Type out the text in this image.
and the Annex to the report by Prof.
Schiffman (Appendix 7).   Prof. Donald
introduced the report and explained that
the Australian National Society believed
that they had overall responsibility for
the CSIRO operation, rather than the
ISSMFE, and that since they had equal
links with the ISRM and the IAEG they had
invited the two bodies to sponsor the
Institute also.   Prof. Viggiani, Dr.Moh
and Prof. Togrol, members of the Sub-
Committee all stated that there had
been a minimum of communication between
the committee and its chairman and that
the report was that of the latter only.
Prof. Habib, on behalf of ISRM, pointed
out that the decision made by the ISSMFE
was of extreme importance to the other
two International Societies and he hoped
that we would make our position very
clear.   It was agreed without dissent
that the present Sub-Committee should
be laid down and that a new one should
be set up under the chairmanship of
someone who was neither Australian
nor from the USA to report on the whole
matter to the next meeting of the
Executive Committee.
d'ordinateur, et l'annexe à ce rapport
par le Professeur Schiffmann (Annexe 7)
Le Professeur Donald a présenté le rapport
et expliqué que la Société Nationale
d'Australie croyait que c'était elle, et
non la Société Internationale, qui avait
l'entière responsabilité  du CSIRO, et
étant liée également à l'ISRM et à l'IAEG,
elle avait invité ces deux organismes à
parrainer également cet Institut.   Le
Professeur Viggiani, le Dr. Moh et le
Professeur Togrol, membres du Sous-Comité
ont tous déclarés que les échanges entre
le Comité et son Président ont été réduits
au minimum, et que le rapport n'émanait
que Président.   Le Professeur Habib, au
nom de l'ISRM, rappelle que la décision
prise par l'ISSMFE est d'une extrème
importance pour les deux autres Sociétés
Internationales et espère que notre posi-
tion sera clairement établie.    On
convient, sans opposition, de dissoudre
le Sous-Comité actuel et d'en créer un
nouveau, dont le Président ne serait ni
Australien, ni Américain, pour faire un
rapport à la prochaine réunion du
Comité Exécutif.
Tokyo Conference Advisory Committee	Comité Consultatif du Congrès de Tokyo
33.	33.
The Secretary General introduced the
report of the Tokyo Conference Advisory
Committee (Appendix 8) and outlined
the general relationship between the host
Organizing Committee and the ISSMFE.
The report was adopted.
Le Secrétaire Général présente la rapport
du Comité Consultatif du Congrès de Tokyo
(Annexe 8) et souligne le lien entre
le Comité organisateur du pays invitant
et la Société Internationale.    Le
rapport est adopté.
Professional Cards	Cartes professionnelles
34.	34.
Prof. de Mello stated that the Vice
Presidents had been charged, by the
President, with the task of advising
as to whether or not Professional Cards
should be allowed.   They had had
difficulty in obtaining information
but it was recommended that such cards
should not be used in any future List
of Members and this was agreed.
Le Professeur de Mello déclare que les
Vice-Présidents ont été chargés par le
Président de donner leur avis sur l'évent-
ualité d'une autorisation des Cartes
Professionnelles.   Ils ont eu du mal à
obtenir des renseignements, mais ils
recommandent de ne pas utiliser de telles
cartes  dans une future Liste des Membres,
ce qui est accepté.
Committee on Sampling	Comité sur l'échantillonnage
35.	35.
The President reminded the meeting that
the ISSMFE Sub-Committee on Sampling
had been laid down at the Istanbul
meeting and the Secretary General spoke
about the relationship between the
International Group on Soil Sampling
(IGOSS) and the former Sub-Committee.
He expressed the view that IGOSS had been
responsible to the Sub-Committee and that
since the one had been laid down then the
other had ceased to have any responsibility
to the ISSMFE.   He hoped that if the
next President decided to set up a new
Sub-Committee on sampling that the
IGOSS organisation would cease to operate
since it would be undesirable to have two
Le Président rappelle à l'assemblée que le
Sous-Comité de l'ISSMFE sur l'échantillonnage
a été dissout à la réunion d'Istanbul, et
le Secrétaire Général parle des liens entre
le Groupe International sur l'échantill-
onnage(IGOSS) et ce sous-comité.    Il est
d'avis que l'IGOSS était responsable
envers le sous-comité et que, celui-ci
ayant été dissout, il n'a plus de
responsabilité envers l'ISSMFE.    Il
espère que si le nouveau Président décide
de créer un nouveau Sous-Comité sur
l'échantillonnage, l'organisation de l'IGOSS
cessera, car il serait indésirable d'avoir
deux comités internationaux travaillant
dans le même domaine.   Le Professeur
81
================================
Aim of the exercise »
How many lines of these entries hold the string "Conference"? Answer with the number alone.

Final answer »
2